### EXERCISE MATERIALS

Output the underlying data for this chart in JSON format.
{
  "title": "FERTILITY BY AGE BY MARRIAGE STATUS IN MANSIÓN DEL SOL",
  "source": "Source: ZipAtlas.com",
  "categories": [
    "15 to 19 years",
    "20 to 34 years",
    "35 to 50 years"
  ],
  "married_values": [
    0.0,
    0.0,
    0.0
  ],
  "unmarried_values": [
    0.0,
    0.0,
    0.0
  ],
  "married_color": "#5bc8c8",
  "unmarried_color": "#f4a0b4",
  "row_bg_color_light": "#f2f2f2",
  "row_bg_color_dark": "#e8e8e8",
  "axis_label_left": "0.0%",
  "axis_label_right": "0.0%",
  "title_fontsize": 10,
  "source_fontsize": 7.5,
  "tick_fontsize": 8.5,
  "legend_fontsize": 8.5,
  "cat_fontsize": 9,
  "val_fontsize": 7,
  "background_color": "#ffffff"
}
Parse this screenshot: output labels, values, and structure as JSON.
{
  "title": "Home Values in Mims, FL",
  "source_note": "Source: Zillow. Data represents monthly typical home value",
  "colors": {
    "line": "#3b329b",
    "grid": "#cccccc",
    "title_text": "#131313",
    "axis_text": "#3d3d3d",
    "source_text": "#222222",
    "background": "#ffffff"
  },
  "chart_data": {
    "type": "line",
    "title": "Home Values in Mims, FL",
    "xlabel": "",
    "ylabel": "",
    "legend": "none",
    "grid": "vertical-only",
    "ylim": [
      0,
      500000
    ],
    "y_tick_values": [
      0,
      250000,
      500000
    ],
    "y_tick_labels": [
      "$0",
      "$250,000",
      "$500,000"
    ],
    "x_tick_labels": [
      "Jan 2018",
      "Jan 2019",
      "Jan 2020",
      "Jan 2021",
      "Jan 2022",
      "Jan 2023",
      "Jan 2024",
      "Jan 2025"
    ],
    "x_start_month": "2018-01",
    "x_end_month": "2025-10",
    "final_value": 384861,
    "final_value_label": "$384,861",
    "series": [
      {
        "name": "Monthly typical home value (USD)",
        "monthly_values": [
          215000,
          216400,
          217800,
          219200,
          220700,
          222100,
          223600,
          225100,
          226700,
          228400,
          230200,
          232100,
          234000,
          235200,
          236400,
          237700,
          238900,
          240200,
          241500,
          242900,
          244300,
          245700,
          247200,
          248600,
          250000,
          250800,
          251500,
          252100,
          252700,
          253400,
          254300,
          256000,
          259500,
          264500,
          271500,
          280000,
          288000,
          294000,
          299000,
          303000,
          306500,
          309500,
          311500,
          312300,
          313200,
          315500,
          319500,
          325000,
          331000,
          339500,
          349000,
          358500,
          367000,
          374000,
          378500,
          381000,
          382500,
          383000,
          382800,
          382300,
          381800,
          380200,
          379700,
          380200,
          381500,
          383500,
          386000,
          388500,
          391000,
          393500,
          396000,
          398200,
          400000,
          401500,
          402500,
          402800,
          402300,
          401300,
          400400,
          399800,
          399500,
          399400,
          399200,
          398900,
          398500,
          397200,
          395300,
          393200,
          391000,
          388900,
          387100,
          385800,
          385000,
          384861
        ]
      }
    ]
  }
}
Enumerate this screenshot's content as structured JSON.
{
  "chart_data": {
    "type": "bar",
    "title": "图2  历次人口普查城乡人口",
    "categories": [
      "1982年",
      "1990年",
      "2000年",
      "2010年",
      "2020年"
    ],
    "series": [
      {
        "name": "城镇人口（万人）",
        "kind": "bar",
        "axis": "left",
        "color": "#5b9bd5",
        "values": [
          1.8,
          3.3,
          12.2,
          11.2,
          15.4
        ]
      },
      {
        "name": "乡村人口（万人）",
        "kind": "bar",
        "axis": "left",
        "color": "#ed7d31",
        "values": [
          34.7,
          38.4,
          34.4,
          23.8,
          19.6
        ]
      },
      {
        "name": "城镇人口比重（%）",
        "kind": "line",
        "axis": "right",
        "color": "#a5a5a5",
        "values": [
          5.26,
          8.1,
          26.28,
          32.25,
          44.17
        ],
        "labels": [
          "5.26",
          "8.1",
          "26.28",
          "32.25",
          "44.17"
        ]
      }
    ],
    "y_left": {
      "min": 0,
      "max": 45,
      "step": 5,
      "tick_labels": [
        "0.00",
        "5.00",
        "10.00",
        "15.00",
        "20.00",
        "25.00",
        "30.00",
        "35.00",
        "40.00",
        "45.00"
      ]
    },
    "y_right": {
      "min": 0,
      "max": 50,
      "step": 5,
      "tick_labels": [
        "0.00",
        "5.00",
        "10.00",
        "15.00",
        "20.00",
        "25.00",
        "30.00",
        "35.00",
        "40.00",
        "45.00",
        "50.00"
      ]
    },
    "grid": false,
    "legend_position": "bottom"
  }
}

### AIM OF THE TASK
Copy every line of the records word for word.

### WRITTEN RESPONSE
Output the underlying data for this chart in JSON format.
{
  "title": "FERTILITY BY AGE BY MARRIAGE STATUS IN MANSIÓN DEL SOL",
  "source": "Source: ZipAtlas.com",
  "categories": [
    "15 to 19 years",
    "20 to 34 years",
    "35 to 50 years"
  ],
  "married_values": [
    0.0,
    0.0,
    0.0
  ],
  "unmarried_values": [
    0.0,
    0.0,
    0.0
  ],
  "married_color": "#5bc8c8",
  "unmarried_color": "#f4a0b4",
  "row_bg_color_light": "#f2f2f2",
  "row_bg_color_dark": "#e8e8e8",
  "axis_label_left": "0.0%",
  "axis_label_right": "0.0%",
  "title_fontsize": 10,
  "source_fontsize": 7.5,
  "tick_fontsize": 8.5,
  "legend_fontsize": 8.5,
  "cat_fontsize": 9,
  "val_fontsize": 7,
  "background_color": "#ffffff"
}
Parse this screenshot: output labels, values, and structure as JSON.
{
  "title": "Home Values in Mims, FL",
  "source_note": "Source: Zillow. Data represents monthly typical home value",
  "colors": {
    "line": "#3b329b",
    "grid": "#cccccc",
    "title_text": "#131313",
    "axis_text": "#3d3d3d",
    "source_text": "#222222",
    "background": "#ffffff"
  },
  "chart_data": {
    "type": "line",
    "title": "Home Values in Mims, FL",
    "xlabel": "",
    "ylabel": "",
    "legend": "none",
    "grid": "vertical-only",
    "ylim": [
      0,
      500000
    ],
    "y_tick_values": [
      0,
      250000,
      500000
    ],
    "y_tick_labels": [
      "$0",
      "$250,000",
      "$500,000"
    ],
    "x_tick_labels": [
      "Jan 2018",
      "Jan 2019",
      "Jan 2020",
      "Jan 2021",
      "Jan 2022",
      "Jan 2023",
      "Jan 2024",
      "Jan 2025"
    ],
    "x_start_month": "2018-01",
    "x_end_month": "2025-10",
    "final_value": 384861,
    "final_value_label": "$384,861",
    "series": [
      {
        "name": "Monthly typical home value (USD)",
        "monthly_values": [
          215000,
          216400,
          217800,
          219200,
          220700,
          222100,
          223600,
          225100,
          226700,
          228400,
          230200,
          232100,
          234000,
          235200,
          236400,
          237700,
          238900,
          240200,
          241500,
          242900,
          244300,
          245700,
          247200,
          248600,
          250000,
          250800,
          251500,
          252100,
          252700,
          253400,
          254300,
          256000,
          259500,
          264500,
          271500,
          280000,
          288000,
          294000,
          299000,
          303000,
          306500,
          309500,
          311500,
          312300,
          313200,
          315500,
          319500,
          325000,
          331000,
          339500,
          349000,
          358500,
          367000,
          374000,
          378500,
          381000,
          382500,
          383000,
          382800,
          382300,
          381800,
          380200,
          379700,
          380200,
          381500,
          383500,
          386000,
          388500,
          391000,
          393500,
          396000,
          398200,
          400000,
          401500,
          402500,
          402800,
          402300,
          401300,
          400400,
          399800,
          399500,
          399400,
          399200,
          398900,
          398500,
          397200,
          395300,
          393200,
          391000,
          388900,
          387100,
          385800,
          385000,
          384861
        ]
      }
    ]
  }
}
Enumerate this screenshot's content as structured JSON.
{
  "chart_data": {
    "type": "bar",
    "title": "图2  历次人口普查城乡人口",
    "categories": [
      "1982年",
      "1990年",
      "2000年",
      "2010年",
      "2020年"
    ],
    "series": [
      {
        "name": "城镇人口（万人）",
        "kind": "bar",
        "axis": "left",
        "color": "#5b9bd5",
        "values": [
          1.8,
          3.3,
          12.2,
          11.2,
          15.4
        ]
      },
      {
        "name": "乡村人口（万人）",
        "kind": "bar",
        "axis": "left",
        "color": "#ed7d31",
        "values": [
          34.7,
          38.4,
          34.4,
          23.8,
          19.6
        ]
      },
      {
        "name": "城镇人口比重（%）",
        "kind": "line",
        "axis": "right",
        "color": "#a5a5a5",
        "values": [
          5.26,
          8.1,
          26.28,
          32.25,
          44.17
        ],
        "labels": [
          "5.26",
          "8.1",
          "26.28",
          "32.25",
          "44.17"
        ]
      }
    ],
    "y_left": {
      "min": 0,
      "max": 45,
      "step": 5,
      "tick_labels": [
        "0.00",
        "5.00",
        "10.00",
        "15.00",
        "20.00",
        "25.00",
        "30.00",
        "35.00",
        "40.00",
        "45.00"
      ]
    },
    "y_right": {
      "min": 0,
      "max": 50,
      "step": 5,
      "tick_labels": [
        "0.00",
        "5.00",
        "10.00",
        "15.00",
        "20.00",
        "25.00",
        "30.00",
        "35.00",
        "40.00",
        "45.00",
        "50.00"
      ]
    },
    "grid": false,
    "legend_position": "bottom"
  }
}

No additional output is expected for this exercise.